WHAT THE TASK ASKS:
Return every line of the records below, reproducing each one character for character.

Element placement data
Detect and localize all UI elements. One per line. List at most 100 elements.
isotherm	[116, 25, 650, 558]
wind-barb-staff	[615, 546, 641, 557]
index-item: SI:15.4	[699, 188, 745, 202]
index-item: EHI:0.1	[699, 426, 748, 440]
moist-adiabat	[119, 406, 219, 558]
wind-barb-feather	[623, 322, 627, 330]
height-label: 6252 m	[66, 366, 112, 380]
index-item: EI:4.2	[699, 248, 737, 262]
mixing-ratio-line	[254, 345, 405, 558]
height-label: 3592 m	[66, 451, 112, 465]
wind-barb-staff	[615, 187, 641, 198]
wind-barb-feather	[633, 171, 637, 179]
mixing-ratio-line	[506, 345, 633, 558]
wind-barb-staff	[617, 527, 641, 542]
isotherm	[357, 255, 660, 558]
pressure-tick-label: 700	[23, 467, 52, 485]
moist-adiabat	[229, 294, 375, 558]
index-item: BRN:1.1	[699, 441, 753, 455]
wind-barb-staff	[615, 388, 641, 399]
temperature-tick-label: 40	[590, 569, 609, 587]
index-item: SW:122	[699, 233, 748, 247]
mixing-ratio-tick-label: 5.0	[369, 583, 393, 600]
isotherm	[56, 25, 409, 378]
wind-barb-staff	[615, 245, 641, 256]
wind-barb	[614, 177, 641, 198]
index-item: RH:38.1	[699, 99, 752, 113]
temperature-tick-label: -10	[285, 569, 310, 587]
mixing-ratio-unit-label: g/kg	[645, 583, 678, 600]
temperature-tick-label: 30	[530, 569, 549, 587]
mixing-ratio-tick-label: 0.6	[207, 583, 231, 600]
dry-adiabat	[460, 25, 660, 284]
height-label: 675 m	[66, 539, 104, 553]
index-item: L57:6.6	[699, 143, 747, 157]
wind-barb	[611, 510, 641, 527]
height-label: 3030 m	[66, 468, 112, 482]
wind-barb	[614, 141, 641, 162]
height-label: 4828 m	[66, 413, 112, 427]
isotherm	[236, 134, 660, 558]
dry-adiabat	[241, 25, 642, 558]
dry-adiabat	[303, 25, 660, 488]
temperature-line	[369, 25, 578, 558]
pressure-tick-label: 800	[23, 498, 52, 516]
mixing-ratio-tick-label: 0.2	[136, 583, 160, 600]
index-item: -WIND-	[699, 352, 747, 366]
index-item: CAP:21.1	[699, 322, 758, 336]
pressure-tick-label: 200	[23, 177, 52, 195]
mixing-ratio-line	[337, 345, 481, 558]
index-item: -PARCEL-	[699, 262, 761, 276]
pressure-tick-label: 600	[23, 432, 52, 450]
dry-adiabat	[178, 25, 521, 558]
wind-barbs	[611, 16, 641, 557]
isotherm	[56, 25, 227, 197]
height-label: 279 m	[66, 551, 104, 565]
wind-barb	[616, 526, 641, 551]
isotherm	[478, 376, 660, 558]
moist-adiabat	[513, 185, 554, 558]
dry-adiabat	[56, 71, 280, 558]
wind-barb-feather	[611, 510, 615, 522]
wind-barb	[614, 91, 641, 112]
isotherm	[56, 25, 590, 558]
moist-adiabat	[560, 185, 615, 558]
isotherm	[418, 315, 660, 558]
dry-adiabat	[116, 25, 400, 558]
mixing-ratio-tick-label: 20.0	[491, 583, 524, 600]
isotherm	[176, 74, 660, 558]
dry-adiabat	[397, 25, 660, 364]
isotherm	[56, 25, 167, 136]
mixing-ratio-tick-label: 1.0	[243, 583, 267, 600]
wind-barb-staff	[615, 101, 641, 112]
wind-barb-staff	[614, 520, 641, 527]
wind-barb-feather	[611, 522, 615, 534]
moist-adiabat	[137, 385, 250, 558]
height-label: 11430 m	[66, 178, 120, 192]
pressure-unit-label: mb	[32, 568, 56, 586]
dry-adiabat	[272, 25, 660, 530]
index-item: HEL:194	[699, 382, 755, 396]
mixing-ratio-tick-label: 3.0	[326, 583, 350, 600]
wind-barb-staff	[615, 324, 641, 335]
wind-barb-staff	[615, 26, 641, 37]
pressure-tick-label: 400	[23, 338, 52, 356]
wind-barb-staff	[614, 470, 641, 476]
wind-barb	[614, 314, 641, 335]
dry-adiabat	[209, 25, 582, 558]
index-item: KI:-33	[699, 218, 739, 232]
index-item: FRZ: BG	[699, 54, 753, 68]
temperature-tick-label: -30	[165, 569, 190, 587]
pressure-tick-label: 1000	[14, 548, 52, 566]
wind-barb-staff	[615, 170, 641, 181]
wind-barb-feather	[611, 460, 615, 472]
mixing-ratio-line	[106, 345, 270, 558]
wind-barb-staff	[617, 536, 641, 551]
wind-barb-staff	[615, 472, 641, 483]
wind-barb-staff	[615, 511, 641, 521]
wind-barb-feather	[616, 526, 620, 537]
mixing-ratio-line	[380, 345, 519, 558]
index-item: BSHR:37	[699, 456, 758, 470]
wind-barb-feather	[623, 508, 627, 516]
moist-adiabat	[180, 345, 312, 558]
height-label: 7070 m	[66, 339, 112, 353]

SOLUTION FOR THIS TASK:
Detect and localize all UI elements. One per line. List at most 100 elements.
isotherm	[116, 25, 650, 558]
wind-barb-staff	[615, 546, 641, 557]
index-item: SI:15.4	[699, 188, 745, 202]
index-item: EHI:0.1	[699, 426, 748, 440]
moist-adiabat	[119, 406, 219, 558]
wind-barb-feather	[623, 322, 627, 330]
height-label: 6252 m	[66, 366, 112, 380]
index-item: EI:4.2	[699, 248, 737, 262]
mixing-ratio-line	[254, 345, 405, 558]
height-label: 3592 m	[66, 451, 112, 465]
wind-barb-staff	[615, 187, 641, 198]
wind-barb-feather	[633, 171, 637, 179]
mixing-ratio-line	[506, 345, 633, 558]
wind-barb-staff	[617, 527, 641, 542]
isotherm	[357, 255, 660, 558]
pressure-tick-label: 700	[23, 467, 52, 485]
moist-adiabat	[229, 294, 375, 558]
index-item: BRN:1.1	[699, 441, 753, 455]
wind-barb-staff	[615, 388, 641, 399]
temperature-tick-label: 40	[590, 569, 609, 587]
index-item: SW:122	[699, 233, 748, 247]
mixing-ratio-tick-label: 5.0	[369, 583, 393, 600]
isotherm	[56, 25, 409, 378]
wind-barb-staff	[615, 245, 641, 256]
wind-barb	[614, 177, 641, 198]
index-item: RH:38.1	[699, 99, 752, 113]
temperature-tick-label: -10	[285, 569, 310, 587]
mixing-ratio-unit-label: g/kg	[645, 583, 678, 600]
temperature-tick-label: 30	[530, 569, 549, 587]
mixing-ratio-tick-label: 0.6	[207, 583, 231, 600]
dry-adiabat	[460, 25, 660, 284]
height-label: 675 m	[66, 539, 104, 553]
index-item: L57:6.6	[699, 143, 747, 157]
wind-barb	[611, 510, 641, 527]
height-label: 3030 m	[66, 468, 112, 482]
wind-barb	[614, 141, 641, 162]
height-label: 4828 m	[66, 413, 112, 427]
isotherm	[236, 134, 660, 558]
dry-adiabat	[241, 25, 642, 558]
dry-adiabat	[303, 25, 660, 488]
temperature-line	[369, 25, 578, 558]
pressure-tick-label: 800	[23, 498, 52, 516]
mixing-ratio-tick-label: 0.2	[136, 583, 160, 600]
index-item: -WIND-	[699, 352, 747, 366]
index-item: CAP:21.1	[699, 322, 758, 336]
pressure-tick-label: 200	[23, 177, 52, 195]
mixing-ratio-line	[337, 345, 481, 558]
index-item: -PARCEL-	[699, 262, 761, 276]
pressure-tick-label: 600	[23, 432, 52, 450]
dry-adiabat	[178, 25, 521, 558]
wind-barbs	[611, 16, 641, 557]
isotherm	[56, 25, 227, 197]
height-label: 279 m	[66, 551, 104, 565]
wind-barb	[616, 526, 641, 551]
isotherm	[478, 376, 660, 558]
moist-adiabat	[513, 185, 554, 558]
dry-adiabat	[56, 71, 280, 558]
wind-barb-feather	[611, 510, 615, 522]
wind-barb	[614, 91, 641, 112]
isotherm	[56, 25, 590, 558]
moist-adiabat	[560, 185, 615, 558]
isotherm	[418, 315, 660, 558]
dry-adiabat	[116, 25, 400, 558]
mixing-ratio-tick-label: 20.0	[491, 583, 524, 600]
isotherm	[176, 74, 660, 558]
dry-adiabat	[397, 25, 660, 364]
isotherm	[56, 25, 167, 136]
mixing-ratio-tick-label: 1.0	[243, 583, 267, 600]
wind-barb-staff	[615, 101, 641, 112]
wind-barb-staff	[614, 520, 641, 527]
wind-barb-feather	[611, 522, 615, 534]
moist-adiabat	[137, 385, 250, 558]
height-label: 11430 m	[66, 178, 120, 192]
pressure-unit-label: mb	[32, 568, 56, 586]
dry-adiabat	[272, 25, 660, 530]
index-item: HEL:194	[699, 382, 755, 396]
mixing-ratio-tick-label: 3.0	[326, 583, 350, 600]
wind-barb-staff	[615, 324, 641, 335]
wind-barb-staff	[615, 26, 641, 37]
pressure-tick-label: 400	[23, 338, 52, 356]
wind-barb-staff	[614, 470, 641, 476]
wind-barb	[614, 314, 641, 335]
dry-adiabat	[209, 25, 582, 558]
index-item: KI:-33	[699, 218, 739, 232]
index-item: FRZ: BG	[699, 54, 753, 68]
temperature-tick-label: -30	[165, 569, 190, 587]
pressure-tick-label: 1000	[14, 548, 52, 566]
wind-barb-staff	[615, 170, 641, 181]
wind-barb-feather	[611, 460, 615, 472]
mixing-ratio-line	[106, 345, 270, 558]
wind-barb-staff	[617, 536, 641, 551]
wind-barb-staff	[615, 472, 641, 483]
wind-barb-staff	[615, 511, 641, 521]
wind-barb-feather	[616, 526, 620, 537]
mixing-ratio-line	[380, 345, 519, 558]
index-item: BSHR:37	[699, 456, 758, 470]
wind-barb-feather	[623, 508, 627, 516]
moist-adiabat	[180, 345, 312, 558]
height-label: 7070 m	[66, 339, 112, 353]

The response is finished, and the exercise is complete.